Exercise =>
Rewrite all of the records below, changing every "controller" to "dial" and leaving everything else the same.

— Start Items —

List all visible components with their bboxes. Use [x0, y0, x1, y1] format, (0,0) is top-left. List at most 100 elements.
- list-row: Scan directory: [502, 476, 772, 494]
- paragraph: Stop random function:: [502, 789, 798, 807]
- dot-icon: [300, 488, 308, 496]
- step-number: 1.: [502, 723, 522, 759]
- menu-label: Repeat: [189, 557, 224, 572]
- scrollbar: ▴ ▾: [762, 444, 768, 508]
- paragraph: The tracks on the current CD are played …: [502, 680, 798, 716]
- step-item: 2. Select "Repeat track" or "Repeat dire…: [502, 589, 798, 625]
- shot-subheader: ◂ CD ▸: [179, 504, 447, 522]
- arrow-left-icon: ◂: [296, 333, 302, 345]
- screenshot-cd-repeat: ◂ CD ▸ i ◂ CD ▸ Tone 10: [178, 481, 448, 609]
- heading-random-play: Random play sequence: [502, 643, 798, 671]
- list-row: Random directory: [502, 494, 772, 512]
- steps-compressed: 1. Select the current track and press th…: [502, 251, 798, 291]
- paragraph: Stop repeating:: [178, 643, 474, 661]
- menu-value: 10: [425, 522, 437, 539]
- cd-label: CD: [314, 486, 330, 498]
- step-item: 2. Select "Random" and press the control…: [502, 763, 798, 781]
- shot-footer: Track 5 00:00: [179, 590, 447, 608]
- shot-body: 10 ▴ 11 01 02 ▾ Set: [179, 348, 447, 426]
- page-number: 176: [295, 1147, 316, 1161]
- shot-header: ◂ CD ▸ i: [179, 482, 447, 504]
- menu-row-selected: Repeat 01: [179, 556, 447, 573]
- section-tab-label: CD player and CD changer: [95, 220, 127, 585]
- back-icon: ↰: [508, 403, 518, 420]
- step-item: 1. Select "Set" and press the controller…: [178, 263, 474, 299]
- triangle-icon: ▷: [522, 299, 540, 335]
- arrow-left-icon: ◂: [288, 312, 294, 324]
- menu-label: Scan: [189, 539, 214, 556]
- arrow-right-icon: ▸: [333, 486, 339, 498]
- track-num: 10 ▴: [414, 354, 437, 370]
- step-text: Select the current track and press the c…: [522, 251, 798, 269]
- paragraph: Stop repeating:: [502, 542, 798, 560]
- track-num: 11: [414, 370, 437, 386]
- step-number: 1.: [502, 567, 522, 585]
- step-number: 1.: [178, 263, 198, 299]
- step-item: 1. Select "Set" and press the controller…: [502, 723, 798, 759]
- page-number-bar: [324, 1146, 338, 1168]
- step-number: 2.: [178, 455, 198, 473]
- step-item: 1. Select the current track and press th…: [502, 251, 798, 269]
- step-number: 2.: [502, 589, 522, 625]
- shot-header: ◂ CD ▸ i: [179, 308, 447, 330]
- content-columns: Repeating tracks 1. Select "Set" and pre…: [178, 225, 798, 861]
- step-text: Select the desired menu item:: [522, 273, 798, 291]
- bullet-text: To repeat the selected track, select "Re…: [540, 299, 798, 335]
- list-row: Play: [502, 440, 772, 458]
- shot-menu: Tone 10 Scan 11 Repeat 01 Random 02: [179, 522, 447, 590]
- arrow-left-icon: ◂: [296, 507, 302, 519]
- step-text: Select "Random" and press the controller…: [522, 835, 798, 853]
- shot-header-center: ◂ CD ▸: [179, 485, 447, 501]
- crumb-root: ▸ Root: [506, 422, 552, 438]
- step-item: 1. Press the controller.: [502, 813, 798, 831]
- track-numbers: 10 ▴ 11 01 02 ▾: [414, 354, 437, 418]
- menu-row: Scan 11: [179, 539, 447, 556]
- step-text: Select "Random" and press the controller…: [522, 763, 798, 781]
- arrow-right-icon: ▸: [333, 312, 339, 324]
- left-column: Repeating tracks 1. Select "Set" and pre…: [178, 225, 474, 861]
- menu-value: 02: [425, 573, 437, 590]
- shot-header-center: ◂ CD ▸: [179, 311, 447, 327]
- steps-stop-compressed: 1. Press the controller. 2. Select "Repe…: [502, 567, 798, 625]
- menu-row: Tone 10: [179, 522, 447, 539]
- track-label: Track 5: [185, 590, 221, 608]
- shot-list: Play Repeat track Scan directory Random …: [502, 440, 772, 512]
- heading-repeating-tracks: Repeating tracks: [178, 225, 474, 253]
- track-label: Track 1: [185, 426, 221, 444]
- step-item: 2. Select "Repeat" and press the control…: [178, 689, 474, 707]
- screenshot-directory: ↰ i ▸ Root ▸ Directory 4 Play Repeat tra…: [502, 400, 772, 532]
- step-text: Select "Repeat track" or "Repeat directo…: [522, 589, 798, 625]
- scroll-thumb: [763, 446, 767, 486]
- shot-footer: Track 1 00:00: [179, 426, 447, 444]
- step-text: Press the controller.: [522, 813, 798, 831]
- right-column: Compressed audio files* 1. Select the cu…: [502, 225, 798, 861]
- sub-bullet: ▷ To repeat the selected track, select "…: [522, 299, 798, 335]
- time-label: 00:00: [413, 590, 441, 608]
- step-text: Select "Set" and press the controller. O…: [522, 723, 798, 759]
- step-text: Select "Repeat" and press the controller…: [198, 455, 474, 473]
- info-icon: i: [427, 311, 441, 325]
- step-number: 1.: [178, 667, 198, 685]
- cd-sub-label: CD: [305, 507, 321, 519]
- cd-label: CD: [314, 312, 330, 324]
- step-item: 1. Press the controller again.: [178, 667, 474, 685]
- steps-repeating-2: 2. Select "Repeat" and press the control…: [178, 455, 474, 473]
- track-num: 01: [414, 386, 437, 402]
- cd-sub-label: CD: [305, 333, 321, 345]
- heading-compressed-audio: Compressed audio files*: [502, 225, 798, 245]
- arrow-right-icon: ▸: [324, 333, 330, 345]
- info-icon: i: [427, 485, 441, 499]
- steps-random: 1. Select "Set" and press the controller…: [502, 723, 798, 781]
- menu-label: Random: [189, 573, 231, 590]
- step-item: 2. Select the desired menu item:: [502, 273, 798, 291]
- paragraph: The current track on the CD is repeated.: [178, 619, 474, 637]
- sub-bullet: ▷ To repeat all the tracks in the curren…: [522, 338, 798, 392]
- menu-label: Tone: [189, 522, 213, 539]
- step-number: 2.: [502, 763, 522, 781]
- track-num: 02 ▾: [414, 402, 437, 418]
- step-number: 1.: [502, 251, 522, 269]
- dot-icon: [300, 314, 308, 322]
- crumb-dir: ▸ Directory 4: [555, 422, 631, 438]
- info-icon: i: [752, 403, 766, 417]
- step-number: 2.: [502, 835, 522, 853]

— End Items —

Finished answer =>
List all visible components with their bboxes. Use [x0, y0, x1, y1] format, (0,0) is top-left. List at most 100 elements.
- list-row: Scan directory: [502, 476, 772, 494]
- paragraph: Stop random function:: [502, 789, 798, 807]
- dot-icon: [300, 488, 308, 496]
- step-number: 1.: [502, 723, 522, 759]
- menu-label: Repeat: [189, 557, 224, 572]
- scrollbar: ▴ ▾: [762, 444, 768, 508]
- paragraph: The tracks on the current CD are played …: [502, 680, 798, 716]
- step-item: 2. Select "Repeat track" or "Repeat dire…: [502, 589, 798, 625]
- shot-subheader: ◂ CD ▸: [179, 504, 447, 522]
- arrow-left-icon: ◂: [296, 333, 302, 345]
- screenshot-cd-repeat: ◂ CD ▸ i ◂ CD ▸ Tone 10: [178, 481, 448, 609]
- heading-random-play: Random play sequence: [502, 643, 798, 671]
- list-row: Random directory: [502, 494, 772, 512]
- steps-compressed: 1. Select the current track and press th…: [502, 251, 798, 291]
- paragraph: Stop repeating:: [178, 643, 474, 661]
- menu-value: 10: [425, 522, 437, 539]
- cd-label: CD: [314, 486, 330, 498]
- step-item: 2. Select "Random" and press the control…: [502, 763, 798, 781]
- shot-footer: Track 5 00:00: [179, 590, 447, 608]
- shot-body: 10 ▴ 11 01 02 ▾ Set: [179, 348, 447, 426]
- page-number: 176: [295, 1147, 316, 1161]
- shot-header: ◂ CD ▸ i: [179, 482, 447, 504]
- menu-row-selected: Repeat 01: [179, 556, 447, 573]
- section-tab-label: CD player and CD changer: [95, 220, 127, 585]
- back-icon: ↰: [508, 403, 518, 420]
- step-item: 1. Select "Set" and press the dial…: [178, 263, 474, 299]
- triangle-icon: ▷: [522, 299, 540, 335]
- arrow-left-icon: ◂: [288, 312, 294, 324]
- menu-label: Scan: [189, 539, 214, 556]
- arrow-right-icon: ▸: [333, 486, 339, 498]
- track-num: 10 ▴: [414, 354, 437, 370]
- step-text: Select the current track and press the c…: [522, 251, 798, 269]
- paragraph: Stop repeating:: [502, 542, 798, 560]
- track-num: 11: [414, 370, 437, 386]
- step-number: 1.: [502, 567, 522, 585]
- step-number: 1.: [178, 263, 198, 299]
- step-item: 1. Select "Set" and press the dial…: [502, 723, 798, 759]
- page-number-bar: [324, 1146, 338, 1168]
- step-number: 2.: [178, 455, 198, 473]
- step-item: 1. Select the current track and press th…: [502, 251, 798, 269]
- step-number: 2.: [502, 589, 522, 625]
- shot-header: ◂ CD ▸ i: [179, 308, 447, 330]
- content-columns: Repeating tracks 1. Select "Set" and pre…: [178, 225, 798, 861]
- step-text: Select the desired menu item:: [522, 273, 798, 291]
- bullet-text: To repeat the selected track, select "Re…: [540, 299, 798, 335]
- list-row: Play: [502, 440, 772, 458]
- shot-menu: Tone 10 Scan 11 Repeat 01 Random 02: [179, 522, 447, 590]
- arrow-left-icon: ◂: [296, 507, 302, 519]
- step-text: Select "Random" and press the dial…: [522, 835, 798, 853]
- shot-header-center: ◂ CD ▸: [179, 485, 447, 501]
- crumb-root: ▸ Root: [506, 422, 552, 438]
- step-item: 1. Press the dial.: [502, 813, 798, 831]
- track-numbers: 10 ▴ 11 01 02 ▾: [414, 354, 437, 418]
- menu-row: Scan 11: [179, 539, 447, 556]
- step-text: Select "Random" and press the dial…: [522, 763, 798, 781]
- arrow-right-icon: ▸: [333, 312, 339, 324]
- left-column: Repeating tracks 1. Select "Set" and pre…: [178, 225, 474, 861]
- menu-value: 02: [425, 573, 437, 590]
- shot-header-center: ◂ CD ▸: [179, 311, 447, 327]
- steps-stop-compressed: 1. Press the dial. 2. Select "Repe…: [502, 567, 798, 625]
- menu-row: Tone 10: [179, 522, 447, 539]
- track-label: Track 5: [185, 590, 221, 608]
- shot-list: Play Repeat track Scan directory Random …: [502, 440, 772, 512]
- heading-repeating-tracks: Repeating tracks: [178, 225, 474, 253]
- track-label: Track 1: [185, 426, 221, 444]
- step-item: 2. Select "Repeat" and press the control…: [178, 689, 474, 707]
- screenshot-directory: ↰ i ▸ Root ▸ Directory 4 Play Repeat tra…: [502, 400, 772, 532]
- step-text: Select "Repeat track" or "Repeat directo…: [522, 589, 798, 625]
- scroll-thumb: [763, 446, 767, 486]
- shot-footer: Track 1 00:00: [179, 426, 447, 444]
- step-text: Press the dial.: [522, 813, 798, 831]
- right-column: Compressed audio files* 1. Select the cu…: [502, 225, 798, 861]
- sub-bullet: ▷ To repeat the selected track, select "…: [522, 299, 798, 335]
- time-label: 00:00: [413, 590, 441, 608]
- step-text: Select "Set" and press the dial. O…: [522, 723, 798, 759]
- step-text: Select "Repeat" and press the dial…: [198, 455, 474, 473]
- info-icon: i: [427, 311, 441, 325]
- step-number: 1.: [178, 667, 198, 685]
- cd-sub-label: CD: [305, 507, 321, 519]
- cd-label: CD: [314, 312, 330, 324]
- step-item: 1. Press the dial again.: [178, 667, 474, 685]
- steps-repeating-2: 2. Select "Repeat" and press the control…: [178, 455, 474, 473]
- track-num: 01: [414, 386, 437, 402]
- cd-sub-label: CD: [305, 333, 321, 345]
- heading-compressed-audio: Compressed audio files*: [502, 225, 798, 245]
- arrow-right-icon: ▸: [324, 333, 330, 345]
- info-icon: i: [427, 485, 441, 499]
- steps-random: 1. Select "Set" and press the dial…: [502, 723, 798, 781]
- menu-label: Random: [189, 573, 231, 590]
- step-item: 2. Select the desired menu item:: [502, 273, 798, 291]
- paragraph: The current track on the CD is repeated.: [178, 619, 474, 637]
- sub-bullet: ▷ To repeat all the tracks in the curren…: [522, 338, 798, 392]
- menu-label: Tone: [189, 522, 213, 539]
- step-number: 2.: [502, 763, 522, 781]
- track-num: 02 ▾: [414, 402, 437, 418]
- step-number: 1.: [502, 251, 522, 269]
- dot-icon: [300, 314, 308, 322]
- crumb-dir: ▸ Directory 4: [555, 422, 631, 438]
- info-icon: i: [752, 403, 766, 417]
- step-number: 2.: [502, 835, 522, 853]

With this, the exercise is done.